BEGIN INPUT DATA
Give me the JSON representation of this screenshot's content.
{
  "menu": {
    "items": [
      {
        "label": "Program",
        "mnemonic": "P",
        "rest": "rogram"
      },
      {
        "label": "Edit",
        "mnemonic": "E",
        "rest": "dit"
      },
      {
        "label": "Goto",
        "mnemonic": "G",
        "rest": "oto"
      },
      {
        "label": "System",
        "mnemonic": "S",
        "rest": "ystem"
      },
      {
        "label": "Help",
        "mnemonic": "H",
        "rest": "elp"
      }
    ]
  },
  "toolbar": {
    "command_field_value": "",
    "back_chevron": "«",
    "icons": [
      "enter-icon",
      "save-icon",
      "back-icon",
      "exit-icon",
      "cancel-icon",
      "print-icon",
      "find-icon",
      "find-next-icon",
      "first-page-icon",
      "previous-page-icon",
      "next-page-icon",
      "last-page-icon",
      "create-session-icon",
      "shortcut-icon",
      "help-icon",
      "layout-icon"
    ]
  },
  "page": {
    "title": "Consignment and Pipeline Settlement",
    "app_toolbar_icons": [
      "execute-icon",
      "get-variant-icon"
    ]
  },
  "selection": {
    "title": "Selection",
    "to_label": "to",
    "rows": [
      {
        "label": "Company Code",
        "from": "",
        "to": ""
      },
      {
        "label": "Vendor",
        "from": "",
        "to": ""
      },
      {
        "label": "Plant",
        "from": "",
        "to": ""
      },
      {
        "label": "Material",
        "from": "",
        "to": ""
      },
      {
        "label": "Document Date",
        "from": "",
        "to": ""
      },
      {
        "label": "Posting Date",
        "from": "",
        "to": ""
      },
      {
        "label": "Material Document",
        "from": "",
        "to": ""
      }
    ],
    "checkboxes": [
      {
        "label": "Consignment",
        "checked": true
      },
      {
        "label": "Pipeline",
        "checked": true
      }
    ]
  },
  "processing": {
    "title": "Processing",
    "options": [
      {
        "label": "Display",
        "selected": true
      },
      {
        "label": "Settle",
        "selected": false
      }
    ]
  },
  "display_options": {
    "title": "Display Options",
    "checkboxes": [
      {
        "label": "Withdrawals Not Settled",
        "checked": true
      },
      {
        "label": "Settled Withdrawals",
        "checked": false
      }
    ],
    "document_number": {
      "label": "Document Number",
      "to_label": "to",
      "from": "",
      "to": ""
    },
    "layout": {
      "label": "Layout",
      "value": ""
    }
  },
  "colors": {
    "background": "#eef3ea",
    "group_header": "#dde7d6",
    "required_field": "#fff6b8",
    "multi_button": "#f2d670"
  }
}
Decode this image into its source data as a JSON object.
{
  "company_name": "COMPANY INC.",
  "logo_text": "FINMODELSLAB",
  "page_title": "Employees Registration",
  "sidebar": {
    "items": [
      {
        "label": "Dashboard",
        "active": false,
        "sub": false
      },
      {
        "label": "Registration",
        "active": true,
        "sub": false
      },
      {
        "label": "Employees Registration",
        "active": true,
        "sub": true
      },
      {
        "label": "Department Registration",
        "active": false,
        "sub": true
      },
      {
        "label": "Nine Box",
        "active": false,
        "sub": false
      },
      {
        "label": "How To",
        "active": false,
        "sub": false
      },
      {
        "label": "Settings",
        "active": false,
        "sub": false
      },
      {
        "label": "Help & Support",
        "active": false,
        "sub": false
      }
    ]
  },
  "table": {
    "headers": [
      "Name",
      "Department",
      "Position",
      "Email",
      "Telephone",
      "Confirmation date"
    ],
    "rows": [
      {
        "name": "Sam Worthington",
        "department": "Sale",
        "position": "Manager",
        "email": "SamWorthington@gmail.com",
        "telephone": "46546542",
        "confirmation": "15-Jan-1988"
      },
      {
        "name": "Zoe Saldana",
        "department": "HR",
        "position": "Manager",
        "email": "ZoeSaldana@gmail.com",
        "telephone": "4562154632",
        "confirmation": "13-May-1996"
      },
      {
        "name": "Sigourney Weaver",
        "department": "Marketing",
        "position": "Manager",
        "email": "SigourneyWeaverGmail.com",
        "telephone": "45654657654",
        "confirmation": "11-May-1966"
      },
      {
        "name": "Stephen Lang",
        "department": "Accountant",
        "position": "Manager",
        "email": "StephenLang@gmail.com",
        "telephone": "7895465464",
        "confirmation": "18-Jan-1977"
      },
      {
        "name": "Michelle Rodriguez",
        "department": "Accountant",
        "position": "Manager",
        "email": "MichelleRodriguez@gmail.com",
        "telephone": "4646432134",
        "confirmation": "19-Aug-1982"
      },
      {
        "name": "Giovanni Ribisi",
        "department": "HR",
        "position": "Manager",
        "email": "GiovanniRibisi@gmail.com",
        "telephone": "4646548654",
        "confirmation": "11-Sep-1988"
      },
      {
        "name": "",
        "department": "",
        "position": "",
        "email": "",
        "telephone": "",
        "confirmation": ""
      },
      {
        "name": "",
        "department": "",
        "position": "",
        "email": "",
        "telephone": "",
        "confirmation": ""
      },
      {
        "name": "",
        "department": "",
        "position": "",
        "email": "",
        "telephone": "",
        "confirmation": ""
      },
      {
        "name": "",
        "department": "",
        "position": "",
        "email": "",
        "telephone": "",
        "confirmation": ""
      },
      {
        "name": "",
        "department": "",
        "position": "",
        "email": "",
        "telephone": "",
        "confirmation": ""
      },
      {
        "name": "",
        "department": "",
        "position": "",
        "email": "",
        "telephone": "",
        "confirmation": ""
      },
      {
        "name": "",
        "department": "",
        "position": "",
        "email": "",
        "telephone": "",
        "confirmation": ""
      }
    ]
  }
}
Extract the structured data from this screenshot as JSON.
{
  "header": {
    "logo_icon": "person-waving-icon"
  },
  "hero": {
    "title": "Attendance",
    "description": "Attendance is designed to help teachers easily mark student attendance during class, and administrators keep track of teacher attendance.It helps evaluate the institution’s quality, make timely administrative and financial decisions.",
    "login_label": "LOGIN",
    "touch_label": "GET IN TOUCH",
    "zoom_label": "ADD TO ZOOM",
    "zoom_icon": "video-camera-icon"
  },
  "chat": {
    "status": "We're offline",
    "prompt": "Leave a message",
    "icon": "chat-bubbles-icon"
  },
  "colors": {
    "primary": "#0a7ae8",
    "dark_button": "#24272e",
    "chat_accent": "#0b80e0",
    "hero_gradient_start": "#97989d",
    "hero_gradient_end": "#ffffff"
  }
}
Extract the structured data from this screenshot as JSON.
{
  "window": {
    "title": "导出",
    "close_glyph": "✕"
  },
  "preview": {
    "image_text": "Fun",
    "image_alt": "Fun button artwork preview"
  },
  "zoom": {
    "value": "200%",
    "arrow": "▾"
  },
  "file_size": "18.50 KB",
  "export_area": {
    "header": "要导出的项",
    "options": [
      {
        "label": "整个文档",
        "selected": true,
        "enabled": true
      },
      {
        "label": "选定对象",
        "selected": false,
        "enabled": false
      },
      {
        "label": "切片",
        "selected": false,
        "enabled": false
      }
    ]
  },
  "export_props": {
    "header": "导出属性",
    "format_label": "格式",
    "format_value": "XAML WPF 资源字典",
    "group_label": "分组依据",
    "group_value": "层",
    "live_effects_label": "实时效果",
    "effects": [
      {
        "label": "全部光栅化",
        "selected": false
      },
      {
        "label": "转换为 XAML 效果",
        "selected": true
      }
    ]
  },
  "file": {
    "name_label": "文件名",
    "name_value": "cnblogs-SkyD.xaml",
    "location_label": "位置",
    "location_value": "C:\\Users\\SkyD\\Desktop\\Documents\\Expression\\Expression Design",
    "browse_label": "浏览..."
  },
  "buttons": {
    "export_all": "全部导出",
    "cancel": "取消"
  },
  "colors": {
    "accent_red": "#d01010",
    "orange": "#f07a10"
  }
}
END INPUT DATA
TASK OBJECTIVE — Give all the records again. Match them exactly.

FINISHED EXERCISE —
Give me the JSON representation of this screenshot's content.
{
  "menu": {
    "items": [
      {
        "label": "Program",
        "mnemonic": "P",
        "rest": "rogram"
      },
      {
        "label": "Edit",
        "mnemonic": "E",
        "rest": "dit"
      },
      {
        "label": "Goto",
        "mnemonic": "G",
        "rest": "oto"
      },
      {
        "label": "System",
        "mnemonic": "S",
        "rest": "ystem"
      },
      {
        "label": "Help",
        "mnemonic": "H",
        "rest": "elp"
      }
    ]
  },
  "toolbar": {
    "command_field_value": "",
    "back_chevron": "«",
    "icons": [
      "enter-icon",
      "save-icon",
      "back-icon",
      "exit-icon",
      "cancel-icon",
      "print-icon",
      "find-icon",
      "find-next-icon",
      "first-page-icon",
      "previous-page-icon",
      "next-page-icon",
      "last-page-icon",
      "create-session-icon",
      "shortcut-icon",
      "help-icon",
      "layout-icon"
    ]
  },
  "page": {
    "title": "Consignment and Pipeline Settlement",
    "app_toolbar_icons": [
      "execute-icon",
      "get-variant-icon"
    ]
  },
  "selection": {
    "title": "Selection",
    "to_label": "to",
    "rows": [
      {
        "label": "Company Code",
        "from": "",
        "to": ""
      },
      {
        "label": "Vendor",
        "from": "",
        "to": ""
      },
      {
        "label": "Plant",
        "from": "",
        "to": ""
      },
      {
        "label": "Material",
        "from": "",
        "to": ""
      },
      {
        "label": "Document Date",
        "from": "",
        "to": ""
      },
      {
        "label": "Posting Date",
        "from": "",
        "to": ""
      },
      {
        "label": "Material Document",
        "from": "",
        "to": ""
      }
    ],
    "checkboxes": [
      {
        "label": "Consignment",
        "checked": true
      },
      {
        "label": "Pipeline",
        "checked": true
      }
    ]
  },
  "processing": {
    "title": "Processing",
    "options": [
      {
        "label": "Display",
        "selected": true
      },
      {
        "label": "Settle",
        "selected": false
      }
    ]
  },
  "display_options": {
    "title": "Display Options",
    "checkboxes": [
      {
        "label": "Withdrawals Not Settled",
        "checked": true
      },
      {
        "label": "Settled Withdrawals",
        "checked": false
      }
    ],
    "document_number": {
      "label": "Document Number",
      "to_label": "to",
      "from": "",
      "to": ""
    },
    "layout": {
      "label": "Layout",
      "value": ""
    }
  },
  "colors": {
    "background": "#eef3ea",
    "group_header": "#dde7d6",
    "required_field": "#fff6b8",
    "multi_button": "#f2d670"
  }
}
Decode this image into its source data as a JSON object.
{
  "company_name": "COMPANY INC.",
  "logo_text": "FINMODELSLAB",
  "page_title": "Employees Registration",
  "sidebar": {
    "items": [
      {
        "label": "Dashboard",
        "active": false,
        "sub": false
      },
      {
        "label": "Registration",
        "active": true,
        "sub": false
      },
      {
        "label": "Employees Registration",
        "active": true,
        "sub": true
      },
      {
        "label": "Department Registration",
        "active": false,
        "sub": true
      },
      {
        "label": "Nine Box",
        "active": false,
        "sub": false
      },
      {
        "label": "How To",
        "active": false,
        "sub": false
      },
      {
        "label": "Settings",
        "active": false,
        "sub": false
      },
      {
        "label": "Help & Support",
        "active": false,
        "sub": false
      }
    ]
  },
  "table": {
    "headers": [
      "Name",
      "Department",
      "Position",
      "Email",
      "Telephone",
      "Confirmation date"
    ],
    "rows": [
      {
        "name": "Sam Worthington",
        "department": "Sale",
        "position": "Manager",
        "email": "SamWorthington@gmail.com",
        "telephone": "46546542",
        "confirmation": "15-Jan-1988"
      },
      {
        "name": "Zoe Saldana",
        "department": "HR",
        "position": "Manager",
        "email": "ZoeSaldana@gmail.com",
        "telephone": "4562154632",
        "confirmation": "13-May-1996"
      },
      {
        "name": "Sigourney Weaver",
        "department": "Marketing",
        "position": "Manager",
        "email": "SigourneyWeaverGmail.com",
        "telephone": "45654657654",
        "confirmation": "11-May-1966"
      },
      {
        "name": "Stephen Lang",
        "department": "Accountant",
        "position": "Manager",
        "email": "StephenLang@gmail.com",
        "telephone": "7895465464",
        "confirmation": "18-Jan-1977"
      },
      {
        "name": "Michelle Rodriguez",
        "department": "Accountant",
        "position": "Manager",
        "email": "MichelleRodriguez@gmail.com",
        "telephone": "4646432134",
        "confirmation": "19-Aug-1982"
      },
      {
        "name": "Giovanni Ribisi",
        "department": "HR",
        "position": "Manager",
        "email": "GiovanniRibisi@gmail.com",
        "telephone": "4646548654",
        "confirmation": "11-Sep-1988"
      },
      {
        "name": "",
        "department": "",
        "position": "",
        "email": "",
        "telephone": "",
        "confirmation": ""
      },
      {
        "name": "",
        "department": "",
        "position": "",
        "email": "",
        "telephone": "",
        "confirmation": ""
      },
      {
        "name": "",
        "department": "",
        "position": "",
        "email": "",
        "telephone": "",
        "confirmation": ""
      },
      {
        "name": "",
        "department": "",
        "position": "",
        "email": "",
        "telephone": "",
        "confirmation": ""
      },
      {
        "name": "",
        "department": "",
        "position": "",
        "email": "",
        "telephone": "",
        "confirmation": ""
      },
      {
        "name": "",
        "department": "",
        "position": "",
        "email": "",
        "telephone": "",
        "confirmation": ""
      },
      {
        "name": "",
        "department": "",
        "position": "",
        "email": "",
        "telephone": "",
        "confirmation": ""
      }
    ]
  }
}
Extract the structured data from this screenshot as JSON.
{
  "header": {
    "logo_icon": "person-waving-icon"
  },
  "hero": {
    "title": "Attendance",
    "description": "Attendance is designed to help teachers easily mark student attendance during class, and administrators keep track of teacher attendance.It helps evaluate the institution’s quality, make timely administrative and financial decisions.",
    "login_label": "LOGIN",
    "touch_label": "GET IN TOUCH",
    "zoom_label": "ADD TO ZOOM",
    "zoom_icon": "video-camera-icon"
  },
  "chat": {
    "status": "We're offline",
    "prompt": "Leave a message",
    "icon": "chat-bubbles-icon"
  },
  "colors": {
    "primary": "#0a7ae8",
    "dark_button": "#24272e",
    "chat_accent": "#0b80e0",
    "hero_gradient_start": "#97989d",
    "hero_gradient_end": "#ffffff"
  }
}
Extract the structured data from this screenshot as JSON.
{
  "window": {
    "title": "导出",
    "close_glyph": "✕"
  },
  "preview": {
    "image_text": "Fun",
    "image_alt": "Fun button artwork preview"
  },
  "zoom": {
    "value": "200%",
    "arrow": "▾"
  },
  "file_size": "18.50 KB",
  "export_area": {
    "header": "要导出的项",
    "options": [
      {
        "label": "整个文档",
        "selected": true,
        "enabled": true
      },
      {
        "label": "选定对象",
        "selected": false,
        "enabled": false
      },
      {
        "label": "切片",
        "selected": false,
        "enabled": false
      }
    ]
  },
  "export_props": {
    "header": "导出属性",
    "format_label": "格式",
    "format_value": "XAML WPF 资源字典",
    "group_label": "分组依据",
    "group_value": "层",
    "live_effects_label": "实时效果",
    "effects": [
      {
        "label": "全部光栅化",
        "selected": false
      },
      {
        "label": "转换为 XAML 效果",
        "selected": true
      }
    ]
  },
  "file": {
    "name_label": "文件名",
    "name_value": "cnblogs-SkyD.xaml",
    "location_label": "位置",
    "location_value": "C:\\Users\\SkyD\\Desktop\\Documents\\Expression\\Expression Design",
    "browse_label": "浏览..."
  },
  "buttons": {
    "export_all": "全部导出",
    "cancel": "取消"
  },
  "colors": {
    "accent_red": "#d01010",
    "orange": "#f07a10"
  }
}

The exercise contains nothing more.